Work task 1
Reproduce word for word the part of the passage on card fees starting with "Upon closing the" and going on through "the payment cards market.".
Work task 2
Answer these questions from the passage on card fees:
(a) To what level did MasterCard agree to cut charges on the Maestro debit network?
(b) What rate does Visa currently apply for cross-border EU credit transactions?
(c) Who is the Commissioner-designate due to take over the competition portfolio?

BEGIN Extract

On the Maestro network of debit card transactions, MasterCard agreed to cut charges to 0.2%, from the current range of 0.4% to above 0.75%. 

Visa argues that its MIFs are calculated to cover an array of costs that card issuers have to pay in order to provide payment cards, process transactions, extend credit to cardholders and provide a payment guarantee to merchants. 

Currently, Visa applies a 0.61% rate for cross-border EU credit transactions, and an average of €18 cents for debit payments. 

Upon closing the case with MasterCard, Commissioner Kroes voiced expectations that Visa would shortly follow suit. 

"I will not allow Visa to benefit at the expense of MasterCard," Kroes said, adding that the fees and the methodology adopted by MasterCard could be used as a kind of benchmark for others in the sector. 

The EU's competition authorities are allegedly working very hard to wrap up a decision on Visa before Kroes hands over the competition portfolio - subject to MEPs' approval of the new Commission - to Commissioner-designate Joaquin Almunia. 

However, MasterCard is currently appealing the Commission's settlement on MIFs at the European Court of First Instance. 

New card schemes on the up?

Dominant card companies may also face growing competition from other European companies which have entered the payment cards market.

END Extract
BEGIN Extracted material

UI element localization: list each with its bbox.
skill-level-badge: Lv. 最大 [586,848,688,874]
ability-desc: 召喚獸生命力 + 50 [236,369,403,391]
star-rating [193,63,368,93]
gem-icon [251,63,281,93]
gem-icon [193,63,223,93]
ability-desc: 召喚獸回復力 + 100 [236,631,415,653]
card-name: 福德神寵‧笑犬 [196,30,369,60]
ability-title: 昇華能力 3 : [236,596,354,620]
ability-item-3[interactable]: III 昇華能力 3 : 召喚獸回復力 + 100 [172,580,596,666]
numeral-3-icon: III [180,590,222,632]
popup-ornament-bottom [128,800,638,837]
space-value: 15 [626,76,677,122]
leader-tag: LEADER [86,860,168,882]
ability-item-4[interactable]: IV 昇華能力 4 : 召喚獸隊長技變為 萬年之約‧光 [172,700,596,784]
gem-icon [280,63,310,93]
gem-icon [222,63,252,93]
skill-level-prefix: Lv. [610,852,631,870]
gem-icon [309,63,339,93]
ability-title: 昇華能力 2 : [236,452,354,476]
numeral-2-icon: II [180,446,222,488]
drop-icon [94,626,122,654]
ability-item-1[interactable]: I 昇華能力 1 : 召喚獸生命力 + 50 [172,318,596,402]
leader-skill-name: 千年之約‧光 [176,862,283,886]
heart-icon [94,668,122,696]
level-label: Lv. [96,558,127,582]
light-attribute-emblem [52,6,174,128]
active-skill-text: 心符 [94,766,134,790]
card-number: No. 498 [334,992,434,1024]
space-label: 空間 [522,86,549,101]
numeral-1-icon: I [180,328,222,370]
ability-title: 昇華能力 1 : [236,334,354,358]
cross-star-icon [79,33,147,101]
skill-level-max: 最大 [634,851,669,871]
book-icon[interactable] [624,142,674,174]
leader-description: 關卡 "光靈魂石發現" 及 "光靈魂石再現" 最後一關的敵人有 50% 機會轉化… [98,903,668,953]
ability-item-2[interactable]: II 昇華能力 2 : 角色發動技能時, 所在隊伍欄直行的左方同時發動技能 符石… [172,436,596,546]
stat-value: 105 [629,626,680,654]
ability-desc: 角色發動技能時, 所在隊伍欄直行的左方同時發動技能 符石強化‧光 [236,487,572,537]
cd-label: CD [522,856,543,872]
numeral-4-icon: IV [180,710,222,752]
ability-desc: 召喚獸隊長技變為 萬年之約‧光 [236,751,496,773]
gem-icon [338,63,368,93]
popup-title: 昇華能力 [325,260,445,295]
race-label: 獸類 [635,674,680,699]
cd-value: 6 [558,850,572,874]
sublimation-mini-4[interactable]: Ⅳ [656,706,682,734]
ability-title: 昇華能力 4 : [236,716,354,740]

END Extracted material

Expected answer 1
Upon closing the case with MasterCard, Commissioner Kroes voiced expectations that Visa would shortly follow suit. 

"I will not allow Visa to benefit at the expense of MasterCard," Kroes said, adding that the fees and the methodology adopted by MasterCard could be used as a kind of benchmark for others in the sector. 

The EU's competition authorities are allegedly working very hard to wrap up a decision on Visa before Kroes hands over the competition portfolio - subject to MEPs' approval of the new Commission - to Commissioner-designate Joaquin Almunia. 

However, MasterCard is currently appealing the Commission's settlement on MIFs at the European Court of First Instance. 

New card schemes on the up?

Dominant card companies may also face growing competition from other European companies which have entered the payment cards market.

Expected answer 2
(a) 0.2%
(b) 0.61%
(c) Joaquin Almunia